- Kutipan Terpilih
┏━━

6 Juli 2011

Pluralisme Kewargaan

Senang sekali saya mendapatkan buku ini. Gratis pula! :: thanks, dear =) ::

Kalimat awal di kata pengantar menyebutkan buku ini sebagai salah satu buah dari program kolaborasi empat negara yang dinamai Pluralism Knowledge Programme sejak akhir 2008. Segera, memori saya terbang ke satu tahun lalu (tepat di bulan ini), saat saya mendapatkan kesempatan untuk bergabung dalam salah satu kegiatan pada program yang sama. Dengan bingkai Summer School on Pluralism and Human Development, saya bersama sembilan belas orang dari empat negara tersebut berbagi pengalaman dan ilmu mengenai berbagai isu, termasuk pluralisme di negara masing-masing.

┗━━

- Baris Data

┏━━

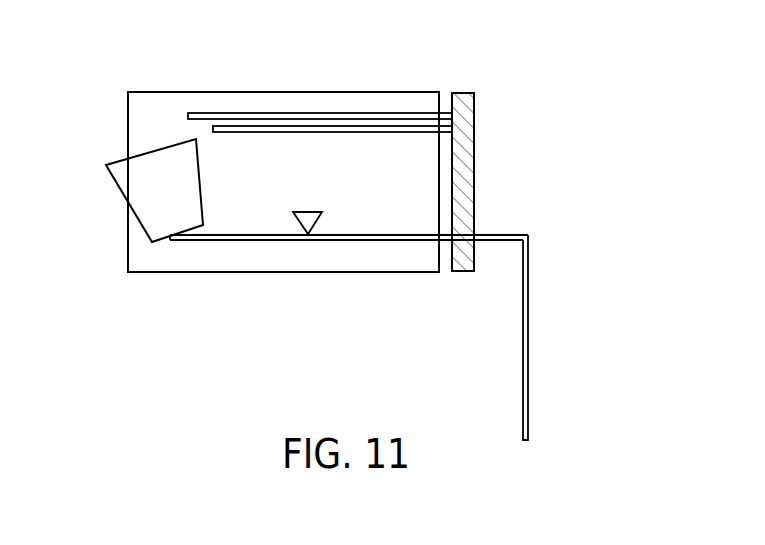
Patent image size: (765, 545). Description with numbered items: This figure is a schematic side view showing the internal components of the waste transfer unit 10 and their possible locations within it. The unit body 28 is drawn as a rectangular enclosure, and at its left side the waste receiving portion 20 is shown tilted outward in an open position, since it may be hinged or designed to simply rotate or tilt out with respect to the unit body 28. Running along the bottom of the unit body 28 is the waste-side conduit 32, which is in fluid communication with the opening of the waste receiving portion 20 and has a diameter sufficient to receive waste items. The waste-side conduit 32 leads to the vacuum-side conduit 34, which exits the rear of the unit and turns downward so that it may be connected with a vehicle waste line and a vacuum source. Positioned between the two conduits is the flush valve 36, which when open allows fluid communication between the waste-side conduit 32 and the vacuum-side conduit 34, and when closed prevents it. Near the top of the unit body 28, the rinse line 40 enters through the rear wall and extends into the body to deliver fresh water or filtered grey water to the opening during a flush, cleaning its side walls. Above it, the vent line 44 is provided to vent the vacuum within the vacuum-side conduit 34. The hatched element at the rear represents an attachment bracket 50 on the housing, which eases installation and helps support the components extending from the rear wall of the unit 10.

┗━━

- Tugas yang Diberikan
Dalam kutipan terpilih, program kolaborasi yang menghasilkan buku tersebut melibatkan berapa negara, dan apa nama program itu?

- Jawaban Tugas
Empat negara, dalam program bernama Pluralism Knowledge Programme.